Aim of the task -
Copy every line of the listing that holds the string "loss".

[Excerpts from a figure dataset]
>>>>
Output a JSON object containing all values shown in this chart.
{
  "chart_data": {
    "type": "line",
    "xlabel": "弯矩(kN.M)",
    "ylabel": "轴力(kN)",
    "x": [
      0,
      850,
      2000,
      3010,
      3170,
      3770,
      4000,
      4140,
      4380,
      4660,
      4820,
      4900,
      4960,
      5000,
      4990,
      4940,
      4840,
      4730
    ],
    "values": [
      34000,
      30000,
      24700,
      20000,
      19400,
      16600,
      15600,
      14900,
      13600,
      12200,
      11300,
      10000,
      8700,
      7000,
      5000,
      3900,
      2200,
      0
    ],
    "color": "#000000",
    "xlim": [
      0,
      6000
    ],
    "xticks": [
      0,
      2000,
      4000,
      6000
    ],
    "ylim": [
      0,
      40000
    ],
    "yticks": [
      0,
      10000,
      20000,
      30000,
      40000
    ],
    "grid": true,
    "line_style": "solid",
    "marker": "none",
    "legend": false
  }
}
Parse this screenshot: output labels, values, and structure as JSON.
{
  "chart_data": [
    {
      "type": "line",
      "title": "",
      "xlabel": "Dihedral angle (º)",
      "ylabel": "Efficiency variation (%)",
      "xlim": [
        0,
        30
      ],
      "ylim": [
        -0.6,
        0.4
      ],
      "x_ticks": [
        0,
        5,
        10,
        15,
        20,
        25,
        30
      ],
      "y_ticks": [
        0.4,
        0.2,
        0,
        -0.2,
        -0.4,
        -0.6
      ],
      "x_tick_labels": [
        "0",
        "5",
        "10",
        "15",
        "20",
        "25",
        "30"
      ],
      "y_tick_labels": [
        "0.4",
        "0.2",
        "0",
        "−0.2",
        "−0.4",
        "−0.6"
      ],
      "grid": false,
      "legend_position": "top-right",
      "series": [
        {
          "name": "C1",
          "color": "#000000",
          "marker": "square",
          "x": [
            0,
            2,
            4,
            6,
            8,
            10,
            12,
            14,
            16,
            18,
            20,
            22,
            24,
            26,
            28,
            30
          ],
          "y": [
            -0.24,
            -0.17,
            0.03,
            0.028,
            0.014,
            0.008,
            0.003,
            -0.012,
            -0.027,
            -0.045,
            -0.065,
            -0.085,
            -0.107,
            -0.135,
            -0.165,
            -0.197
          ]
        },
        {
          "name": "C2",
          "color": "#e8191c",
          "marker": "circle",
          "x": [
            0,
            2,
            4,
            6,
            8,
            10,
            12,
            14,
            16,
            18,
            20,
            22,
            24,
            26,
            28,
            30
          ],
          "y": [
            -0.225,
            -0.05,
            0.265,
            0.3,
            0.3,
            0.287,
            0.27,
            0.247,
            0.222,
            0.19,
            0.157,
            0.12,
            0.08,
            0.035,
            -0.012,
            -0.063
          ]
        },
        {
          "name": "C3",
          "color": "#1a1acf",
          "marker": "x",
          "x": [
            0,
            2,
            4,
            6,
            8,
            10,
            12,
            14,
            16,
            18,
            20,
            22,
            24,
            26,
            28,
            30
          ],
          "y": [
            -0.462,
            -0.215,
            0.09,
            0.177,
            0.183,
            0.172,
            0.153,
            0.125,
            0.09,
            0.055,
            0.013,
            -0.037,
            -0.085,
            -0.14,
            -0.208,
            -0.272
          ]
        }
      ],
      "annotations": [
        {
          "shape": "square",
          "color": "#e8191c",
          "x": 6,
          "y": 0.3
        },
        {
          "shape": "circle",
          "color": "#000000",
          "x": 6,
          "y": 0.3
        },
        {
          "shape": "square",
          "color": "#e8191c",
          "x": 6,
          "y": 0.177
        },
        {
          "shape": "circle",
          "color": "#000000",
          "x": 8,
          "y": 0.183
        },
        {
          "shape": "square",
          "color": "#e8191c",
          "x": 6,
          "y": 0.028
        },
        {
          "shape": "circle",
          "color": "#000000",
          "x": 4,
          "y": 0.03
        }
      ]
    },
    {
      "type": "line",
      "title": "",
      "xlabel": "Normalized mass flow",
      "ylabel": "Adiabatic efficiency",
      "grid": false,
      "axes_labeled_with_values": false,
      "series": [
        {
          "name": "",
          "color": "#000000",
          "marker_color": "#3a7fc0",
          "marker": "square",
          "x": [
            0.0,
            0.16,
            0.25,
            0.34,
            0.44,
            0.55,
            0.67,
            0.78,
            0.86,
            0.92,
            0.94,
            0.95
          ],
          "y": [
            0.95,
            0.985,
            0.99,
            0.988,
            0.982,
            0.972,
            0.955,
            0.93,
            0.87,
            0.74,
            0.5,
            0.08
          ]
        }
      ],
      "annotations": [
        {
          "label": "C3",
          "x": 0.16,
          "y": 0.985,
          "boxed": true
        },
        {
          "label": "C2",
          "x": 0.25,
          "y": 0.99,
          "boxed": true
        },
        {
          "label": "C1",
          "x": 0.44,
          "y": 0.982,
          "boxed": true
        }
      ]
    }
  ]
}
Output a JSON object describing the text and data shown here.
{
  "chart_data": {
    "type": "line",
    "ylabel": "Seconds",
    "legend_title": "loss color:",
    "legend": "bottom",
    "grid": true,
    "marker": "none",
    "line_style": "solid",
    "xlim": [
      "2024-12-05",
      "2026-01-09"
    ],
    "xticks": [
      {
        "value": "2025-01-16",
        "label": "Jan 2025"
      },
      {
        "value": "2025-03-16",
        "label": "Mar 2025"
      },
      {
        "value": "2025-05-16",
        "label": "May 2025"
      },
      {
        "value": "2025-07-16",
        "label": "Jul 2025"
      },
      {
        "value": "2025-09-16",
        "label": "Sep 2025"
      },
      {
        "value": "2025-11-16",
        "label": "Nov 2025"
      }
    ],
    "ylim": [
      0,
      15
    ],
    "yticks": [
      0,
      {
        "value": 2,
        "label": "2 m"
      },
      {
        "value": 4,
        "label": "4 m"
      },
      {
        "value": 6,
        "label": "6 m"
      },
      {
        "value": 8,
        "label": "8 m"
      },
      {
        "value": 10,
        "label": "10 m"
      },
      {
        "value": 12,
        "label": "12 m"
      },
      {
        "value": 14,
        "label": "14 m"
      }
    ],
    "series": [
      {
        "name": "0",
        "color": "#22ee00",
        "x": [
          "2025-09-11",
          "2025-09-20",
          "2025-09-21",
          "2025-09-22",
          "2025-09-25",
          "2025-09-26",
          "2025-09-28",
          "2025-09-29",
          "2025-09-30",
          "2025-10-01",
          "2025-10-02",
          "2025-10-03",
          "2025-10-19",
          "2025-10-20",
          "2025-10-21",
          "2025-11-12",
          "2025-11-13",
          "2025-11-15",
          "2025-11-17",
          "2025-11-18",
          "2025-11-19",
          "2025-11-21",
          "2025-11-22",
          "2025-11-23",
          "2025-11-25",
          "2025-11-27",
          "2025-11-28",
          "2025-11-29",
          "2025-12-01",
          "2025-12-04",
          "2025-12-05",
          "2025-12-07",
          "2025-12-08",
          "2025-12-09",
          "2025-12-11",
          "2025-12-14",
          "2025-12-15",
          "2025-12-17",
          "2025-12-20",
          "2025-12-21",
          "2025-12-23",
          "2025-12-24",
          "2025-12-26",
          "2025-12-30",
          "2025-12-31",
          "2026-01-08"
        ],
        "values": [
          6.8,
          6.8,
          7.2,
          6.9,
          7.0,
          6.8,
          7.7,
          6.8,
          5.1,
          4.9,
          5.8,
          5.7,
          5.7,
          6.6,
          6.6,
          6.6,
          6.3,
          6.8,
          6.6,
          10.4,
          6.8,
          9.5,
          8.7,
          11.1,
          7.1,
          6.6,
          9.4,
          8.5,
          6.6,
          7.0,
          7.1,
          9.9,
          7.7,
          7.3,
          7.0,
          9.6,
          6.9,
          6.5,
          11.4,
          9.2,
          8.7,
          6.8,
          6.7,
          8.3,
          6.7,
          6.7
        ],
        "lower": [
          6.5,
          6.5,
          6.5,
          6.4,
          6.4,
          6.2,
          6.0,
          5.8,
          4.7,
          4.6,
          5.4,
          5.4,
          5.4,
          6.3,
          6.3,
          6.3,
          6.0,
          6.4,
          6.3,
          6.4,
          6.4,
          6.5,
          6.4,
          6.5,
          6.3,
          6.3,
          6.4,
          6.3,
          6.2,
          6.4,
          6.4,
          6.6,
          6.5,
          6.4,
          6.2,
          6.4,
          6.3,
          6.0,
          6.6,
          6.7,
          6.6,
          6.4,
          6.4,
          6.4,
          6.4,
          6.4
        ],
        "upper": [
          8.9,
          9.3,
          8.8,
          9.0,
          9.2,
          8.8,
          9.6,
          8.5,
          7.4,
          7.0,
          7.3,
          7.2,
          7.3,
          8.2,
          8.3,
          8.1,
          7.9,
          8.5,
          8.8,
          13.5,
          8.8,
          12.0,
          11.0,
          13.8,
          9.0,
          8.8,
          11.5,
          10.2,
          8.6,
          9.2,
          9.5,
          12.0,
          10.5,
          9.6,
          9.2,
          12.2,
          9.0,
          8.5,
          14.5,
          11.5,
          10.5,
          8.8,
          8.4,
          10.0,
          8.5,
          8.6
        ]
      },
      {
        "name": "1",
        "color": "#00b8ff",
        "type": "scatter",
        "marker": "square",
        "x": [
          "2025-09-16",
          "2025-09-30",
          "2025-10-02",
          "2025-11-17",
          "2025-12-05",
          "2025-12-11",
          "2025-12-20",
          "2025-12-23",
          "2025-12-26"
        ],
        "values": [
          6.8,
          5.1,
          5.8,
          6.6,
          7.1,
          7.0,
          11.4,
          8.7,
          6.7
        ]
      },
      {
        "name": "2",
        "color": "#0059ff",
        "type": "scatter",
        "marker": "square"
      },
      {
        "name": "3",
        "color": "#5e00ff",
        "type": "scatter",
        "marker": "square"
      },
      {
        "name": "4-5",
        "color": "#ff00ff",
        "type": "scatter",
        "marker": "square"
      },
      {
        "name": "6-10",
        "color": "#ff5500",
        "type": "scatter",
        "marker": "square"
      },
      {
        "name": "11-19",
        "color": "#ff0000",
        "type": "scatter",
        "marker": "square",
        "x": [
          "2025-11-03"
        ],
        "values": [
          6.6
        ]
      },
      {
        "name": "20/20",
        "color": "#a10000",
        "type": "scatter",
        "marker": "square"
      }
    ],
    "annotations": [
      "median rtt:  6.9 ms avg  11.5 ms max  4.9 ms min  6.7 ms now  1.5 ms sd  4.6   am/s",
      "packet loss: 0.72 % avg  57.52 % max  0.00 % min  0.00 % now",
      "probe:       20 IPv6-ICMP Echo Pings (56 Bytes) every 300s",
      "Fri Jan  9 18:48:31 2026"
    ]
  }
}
<<<<
Exercise output -
    "legend_title": "loss color:",
      "packet loss: 0.72 % avg  57.52 % max  0.00 % min  0.00 % now",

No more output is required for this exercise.